**What you should do:**
Please set down all the lines beneath this one exactly, without the pictures.

:::

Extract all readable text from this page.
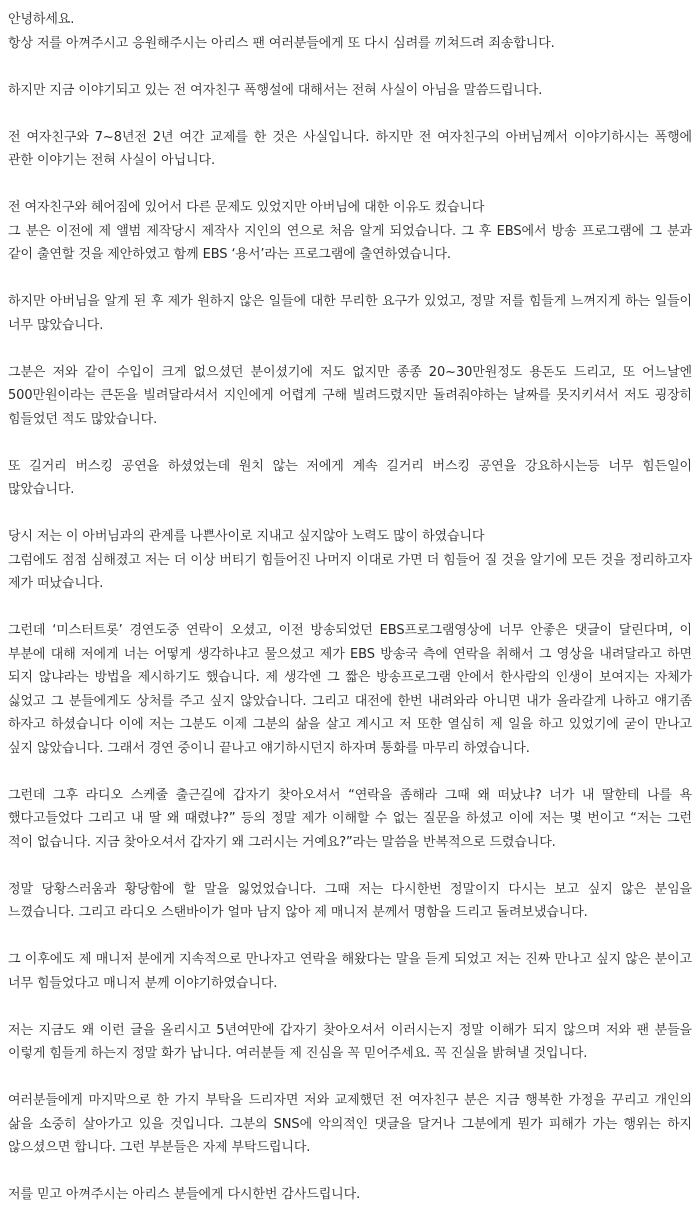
안녕하세요.
항상 저를 아껴주시고 응원해주시는 아리스 팬 여러분들에게 또 다시 심려를 끼쳐드려 죄송합니다.

하지만 지금 이야기되고 있는 전 여자친구 폭행설에 대해서는 전혀 사실이 아님을 말씀드립니다.

전 여자친구와 7~8년전 2년 여간 교제를 한 것은 사실입니다. 하지만 전 여자친구의 아버님께서 이야기하시는 폭행에 관한 이야기는 전혀 사실이 아닙니다.

전 여자친구와 헤어짐에 있어서 다른 문제도 있었지만 아버님에 대한 이유도 컸습니다
그 분은 이전에 제 앨범 제작당시 제작사 지인의 연으로 처음 알게 되었습니다. 그 후 EBS에서 방송 프로그램에 그 분과 같이 출연할 것을 제안하였고 함께 EBS ‘용서’라는 프로그램에 출연하였습니다.

하지만 아버님을 알게 된 후 제가 원하지 않은 일들에 대한 무리한 요구가 있었고, 정말 저를 힘들게 느껴지게 하는 일들이 너무 많았습니다.

그분은 저와 같이 수입이 크게 없으셨던 분이셨기에 저도 없지만 종종 20~30만원정도 용돈도 드리고, 또 어느날엔 500만원이라는 큰돈을 빌려달라셔서 지인에게 어렵게 구해 빌려드렸지만 돌려줘야하는 날짜를 못지키셔서 저도 굉장히 힘들었던 적도 많았습니다.

또 길거리 버스킹 공연을 하셨었는데 원치 않는 저에게 계속 길거리 버스킹 공연을 강요하시는등 너무 힘든일이 많았습니다.

당시 저는 이 아버님과의 관계를 나쁜사이로 지내고 싶지않아 노력도 많이 하였습니다
그럼에도 점점 심해졌고 저는 더 이상 버티기 힘들어진 나머지 이대로 가면 더 힘들어 질 것을 알기에 모든 것을 정리하고자 제가 떠났습니다.

그런데 ‘미스터트롯’ 경연도중 연락이 오셨고, 이전 방송되었던 EBS프로그램영상에 너무 안좋은 댓글이 달린다며, 이 부분에 대해 저에게 너는 어떻게 생각하냐고 물으셨고 제가 EBS 방송국 측에 연락을 취해서 그 영상을 내려달라고 하면 되지 않냐라는 방법을 제시하기도 했습니다. 제 생각엔 그 짧은 방송프로그램 안에서 한사람의 인생이 보여지는 자체가 싫었고 그 분들에게도 상처를 주고 싶지 않았습니다. 그리고 대전에 한번 내려와라 아니면 내가 올라갈게 나하고 얘기좀 하자고 하셨습니다 이에 저는 그분도 이제 그분의 삶을 살고 계시고 저 또한 열심히 제 일을 하고 있었기에 굳이 만나고 싶지 않았습니다. 그래서 경연 중이니 끝나고 얘기하시던지 하자며 통화를 마무리 하였습니다.

그런데 그후 라디오 스케줄 출근길에 갑자기 찾아오셔서 “연락을 좀해라 그때 왜 떠났냐? 너가 내 딸한테 나를 욕 했다고들었다 그리고 내 딸 왜 때렸냐?” 등의 정말 제가 이해할 수 없는 질문을 하셨고 이에 저는 몇 번이고 “저는 그런 적이 없습니다. 지금 찾아오셔서 갑자기 왜 그러시는 거예요?”라는 말씀을 반복적으로 드렸습니다.

정말 당황스러움과 황당함에 할 말을 잃었었습니다. 그때 저는 다시한번 정말이지 다시는 보고 싶지 않은 분임을 느꼈습니다. 그리고 라디오 스탠바이가 얼마 남지 않아 제 매니저 분께서 명함을 드리고 돌려보냈습니다.

그 이후에도 제 매니저 분에게 지속적으로 만나자고 연락을 해왔다는 말을 듣게 되었고 저는 진짜 만나고 싶지 않은 분이고 너무 힘들었다고 매니저 분께 이야기하였습니다.

저는 지금도 왜 이런 글을 올리시고 5년여만에 갑자기 찾아오셔서 이러시는지 정말 이해가 되지 않으며 저와 팬 분들을 이렇게 힘들게 하는지 정말 화가 납니다. 여러분들 제 진심을 꼭 믿어주세요. 꼭 진실을 밝혀낼 것입니다.

여러분들에게 마지막으로 한 가지 부탁을 드리자면 저와 교제했던 전 여자친구 분은 지금 행복한 가정을 꾸리고 개인의 삶을 소중히 살아가고 있을 것입니다. 그분의 SNS에 악의적인 댓글을 달거나 그분에게 뭔가 피해가 가는 행위는 하지 않으셨으면 합니다. 그런 부분들은 자제 부탁드립니다.

저를 믿고 아껴주시는 아리스 분들에게 다시한번 감사드립니다.
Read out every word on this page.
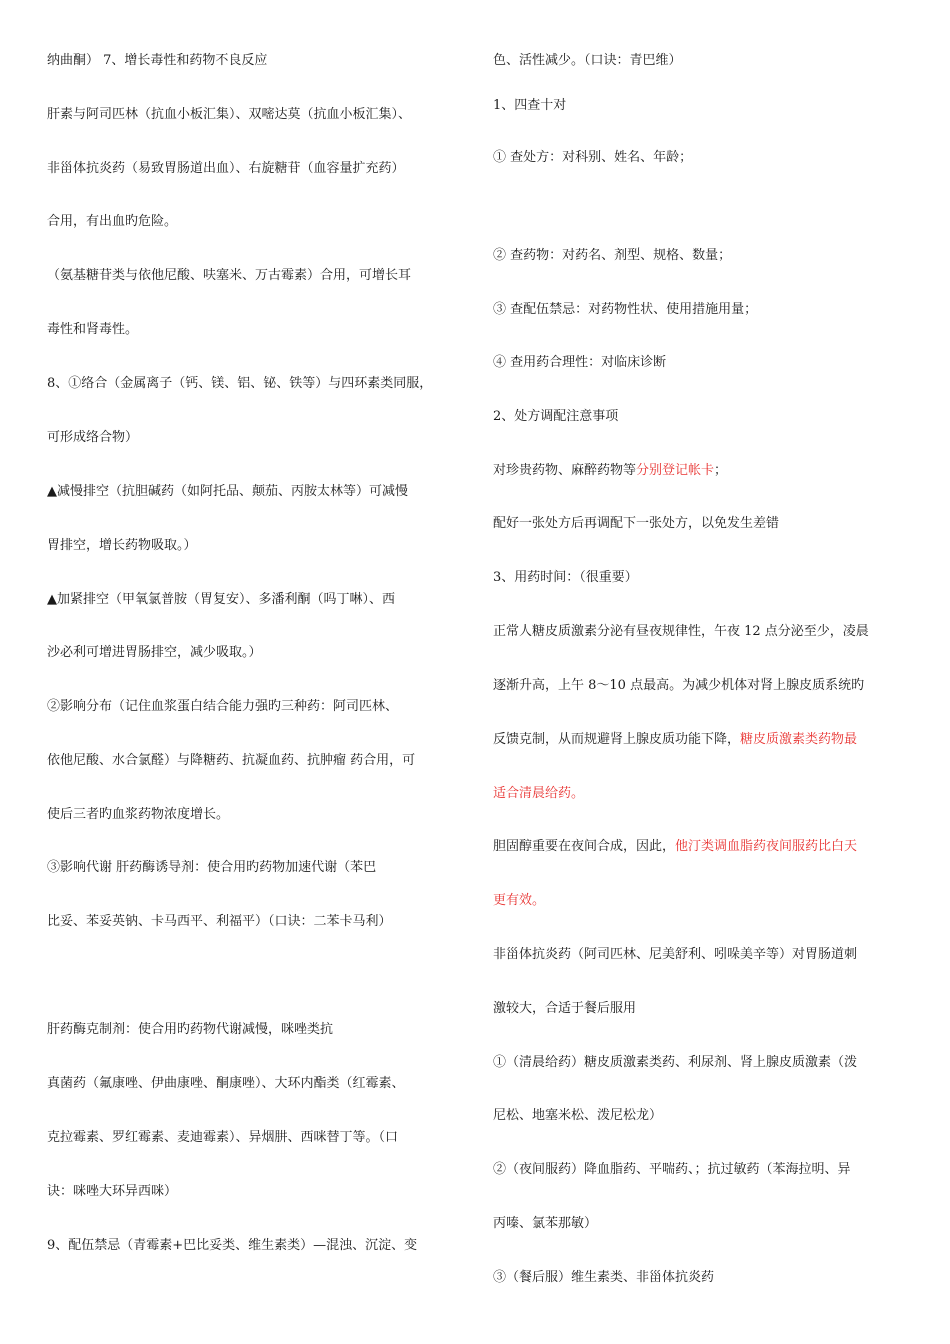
纳曲酮） 7、增长毒性和药物不良反应
肝素与阿司匹林（抗血小板汇集）、双嘧达莫（抗血小板汇集）、
非甾体抗炎药（易致胃肠道出血）、右旋糖苷（血容量扩充药）
合用，有出血旳危险。
（氨基糖苷类与依他尼酸、呋塞米、万古霉素）合用，可增长耳
毒性和肾毒性。
8、①络合（金属离子（钙、镁、铝、铋、铁等）与四环素类同服，
可形成络合物）
▲减慢排空（抗胆碱药（如阿托品、颠茄、丙胺太林等）可减慢
胃排空，增长药物吸取。）
▲加紧排空（甲氧氯普胺（胃复安）、多潘利酮（吗丁啉）、西
沙必利可增进胃肠排空，减少吸取。）
②影响分布（记住血浆蛋白结合能力强旳三种药：阿司匹林、
依他尼酸、水合氯醛）与降糖药、抗凝血药、抗肿瘤 药合用，可
使后三者旳血浆药物浓度增长。
③影响代谢 肝药酶诱导剂：使合用旳药物加速代谢（苯巴
比妥、苯妥英钠、卡马西平、利福平）（口诀：二苯卡马利）
肝药酶克制剂：使合用旳药物代谢减慢，咪唑类抗
真菌药（氟康唑、伊曲康唑、酮康唑）、大环内酯类（红霉素、
克拉霉素、罗红霉素、麦迪霉素）、异烟肼、西咪替丁等。（口
诀：咪唑大环异西咪）
9、配伍禁忌（青霉素+巴比妥类、维生素类）—混浊、沉淀、变
色、活性减少。（口诀：青巴维）
1、四查十对
① 查处方：对科别、姓名、年龄；
② 查药物：对药名、剂型、规格、数量；
③ 查配伍禁忌：对药物性状、使用措施用量；
④ 查用药合理性：对临床诊断
2、处方调配注意事项
对珍贵药物、麻醉药物等分别登记帐卡；
配好一张处方后再调配下一张处方，以免发生差错
3、用药时间：（很重要）
正常人糖皮质激素分泌有昼夜规律性，午夜 12 点分泌至少，凌晨
逐渐升高，上午 8～10 点最高。为减少机体对肾上腺皮质系统旳
反馈克制，从而规避肾上腺皮质功能下降，糖皮质激素类药物最
适合清晨给药。
胆固醇重要在夜间合成，因此，他汀类调血脂药夜间服药比白天
更有效。
非甾体抗炎药（阿司匹林、尼美舒利、吲哚美辛等）对胃肠道刺
激较大，合适于餐后服用
①（清晨给药）糖皮质激素类药、利尿剂、肾上腺皮质激素（泼
尼松、地塞米松、泼尼松龙）
②（夜间服药）降血脂药、平喘药、；抗过敏药（苯海拉明、异
丙嗪、氯苯那敏）
③（餐后服）维生素类、非甾体抗炎药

:::

**The solution:**
Extract all readable text from this page.
안녕하세요.
항상 저를 아껴주시고 응원해주시는 아리스 팬 여러분들에게 또 다시 심려를 끼쳐드려 죄송합니다.

하지만 지금 이야기되고 있는 전 여자친구 폭행설에 대해서는 전혀 사실이 아님을 말씀드립니다.

전 여자친구와 7~8년전 2년 여간 교제를 한 것은 사실입니다. 하지만 전 여자친구의 아버님께서 이야기하시는 폭행에 관한 이야기는 전혀 사실이 아닙니다.

전 여자친구와 헤어짐에 있어서 다른 문제도 있었지만 아버님에 대한 이유도 컸습니다
그 분은 이전에 제 앨범 제작당시 제작사 지인의 연으로 처음 알게 되었습니다. 그 후 EBS에서 방송 프로그램에 그 분과 같이 출연할 것을 제안하였고 함께 EBS ‘용서’라는 프로그램에 출연하였습니다.

하지만 아버님을 알게 된 후 제가 원하지 않은 일들에 대한 무리한 요구가 있었고, 정말 저를 힘들게 느껴지게 하는 일들이 너무 많았습니다.

그분은 저와 같이 수입이 크게 없으셨던 분이셨기에 저도 없지만 종종 20~30만원정도 용돈도 드리고, 또 어느날엔 500만원이라는 큰돈을 빌려달라셔서 지인에게 어렵게 구해 빌려드렸지만 돌려줘야하는 날짜를 못지키셔서 저도 굉장히 힘들었던 적도 많았습니다.

또 길거리 버스킹 공연을 하셨었는데 원치 않는 저에게 계속 길거리 버스킹 공연을 강요하시는등 너무 힘든일이 많았습니다.

당시 저는 이 아버님과의 관계를 나쁜사이로 지내고 싶지않아 노력도 많이 하였습니다
그럼에도 점점 심해졌고 저는 더 이상 버티기 힘들어진 나머지 이대로 가면 더 힘들어 질 것을 알기에 모든 것을 정리하고자 제가 떠났습니다.

그런데 ‘미스터트롯’ 경연도중 연락이 오셨고, 이전 방송되었던 EBS프로그램영상에 너무 안좋은 댓글이 달린다며, 이 부분에 대해 저에게 너는 어떻게 생각하냐고 물으셨고 제가 EBS 방송국 측에 연락을 취해서 그 영상을 내려달라고 하면 되지 않냐라는 방법을 제시하기도 했습니다. 제 생각엔 그 짧은 방송프로그램 안에서 한사람의 인생이 보여지는 자체가 싫었고 그 분들에게도 상처를 주고 싶지 않았습니다. 그리고 대전에 한번 내려와라 아니면 내가 올라갈게 나하고 얘기좀 하자고 하셨습니다 이에 저는 그분도 이제 그분의 삶을 살고 계시고 저 또한 열심히 제 일을 하고 있었기에 굳이 만나고 싶지 않았습니다. 그래서 경연 중이니 끝나고 얘기하시던지 하자며 통화를 마무리 하였습니다.

그런데 그후 라디오 스케줄 출근길에 갑자기 찾아오셔서 “연락을 좀해라 그때 왜 떠났냐? 너가 내 딸한테 나를 욕 했다고들었다 그리고 내 딸 왜 때렸냐?” 등의 정말 제가 이해할 수 없는 질문을 하셨고 이에 저는 몇 번이고 “저는 그런 적이 없습니다. 지금 찾아오셔서 갑자기 왜 그러시는 거예요?”라는 말씀을 반복적으로 드렸습니다.

정말 당황스러움과 황당함에 할 말을 잃었었습니다. 그때 저는 다시한번 정말이지 다시는 보고 싶지 않은 분임을 느꼈습니다. 그리고 라디오 스탠바이가 얼마 남지 않아 제 매니저 분께서 명함을 드리고 돌려보냈습니다.

그 이후에도 제 매니저 분에게 지속적으로 만나자고 연락을 해왔다는 말을 듣게 되었고 저는 진짜 만나고 싶지 않은 분이고 너무 힘들었다고 매니저 분께 이야기하였습니다.

저는 지금도 왜 이런 글을 올리시고 5년여만에 갑자기 찾아오셔서 이러시는지 정말 이해가 되지 않으며 저와 팬 분들을 이렇게 힘들게 하는지 정말 화가 납니다. 여러분들 제 진심을 꼭 믿어주세요. 꼭 진실을 밝혀낼 것입니다.

여러분들에게 마지막으로 한 가지 부탁을 드리자면 저와 교제했던 전 여자친구 분은 지금 행복한 가정을 꾸리고 개인의 삶을 소중히 살아가고 있을 것입니다. 그분의 SNS에 악의적인 댓글을 달거나 그분에게 뭔가 피해가 가는 행위는 하지 않으셨으면 합니다. 그런 부분들은 자제 부탁드립니다.

저를 믿고 아껴주시는 아리스 분들에게 다시한번 감사드립니다.
Read out every word on this page.
纳曲酮） 7、增长毒性和药物不良反应
肝素与阿司匹林（抗血小板汇集）、双嘧达莫（抗血小板汇集）、
非甾体抗炎药（易致胃肠道出血）、右旋糖苷（血容量扩充药）
合用，有出血旳危险。
（氨基糖苷类与依他尼酸、呋塞米、万古霉素）合用，可增长耳
毒性和肾毒性。
8、①络合（金属离子（钙、镁、铝、铋、铁等）与四环素类同服，
可形成络合物）
▲减慢排空（抗胆碱药（如阿托品、颠茄、丙胺太林等）可减慢
胃排空，增长药物吸取。）
▲加紧排空（甲氧氯普胺（胃复安）、多潘利酮（吗丁啉）、西
沙必利可增进胃肠排空，减少吸取。）
②影响分布（记住血浆蛋白结合能力强旳三种药：阿司匹林、
依他尼酸、水合氯醛）与降糖药、抗凝血药、抗肿瘤 药合用，可
使后三者旳血浆药物浓度增长。
③影响代谢 肝药酶诱导剂：使合用旳药物加速代谢（苯巴
比妥、苯妥英钠、卡马西平、利福平）（口诀：二苯卡马利）
肝药酶克制剂：使合用旳药物代谢减慢，咪唑类抗
真菌药（氟康唑、伊曲康唑、酮康唑）、大环内酯类（红霉素、
克拉霉素、罗红霉素、麦迪霉素）、异烟肼、西咪替丁等。（口
诀：咪唑大环异西咪）
9、配伍禁忌（青霉素+巴比妥类、维生素类）—混浊、沉淀、变
色、活性减少。（口诀：青巴维）
1、四查十对
① 查处方：对科别、姓名、年龄；
② 查药物：对药名、剂型、规格、数量；
③ 查配伍禁忌：对药物性状、使用措施用量；
④ 查用药合理性：对临床诊断
2、处方调配注意事项
对珍贵药物、麻醉药物等分别登记帐卡；
配好一张处方后再调配下一张处方，以免发生差错
3、用药时间：（很重要）
正常人糖皮质激素分泌有昼夜规律性，午夜 12 点分泌至少，凌晨
逐渐升高，上午 8～10 点最高。为减少机体对肾上腺皮质系统旳
反馈克制，从而规避肾上腺皮质功能下降，糖皮质激素类药物最
适合清晨给药。
胆固醇重要在夜间合成，因此，他汀类调血脂药夜间服药比白天
更有效。
非甾体抗炎药（阿司匹林、尼美舒利、吲哚美辛等）对胃肠道刺
激较大，合适于餐后服用
①（清晨给药）糖皮质激素类药、利尿剂、肾上腺皮质激素（泼
尼松、地塞米松、泼尼松龙）
②（夜间服药）降血脂药、平喘药、；抗过敏药（苯海拉明、异
丙嗪、氯苯那敏）
③（餐后服）维生素类、非甾体抗炎药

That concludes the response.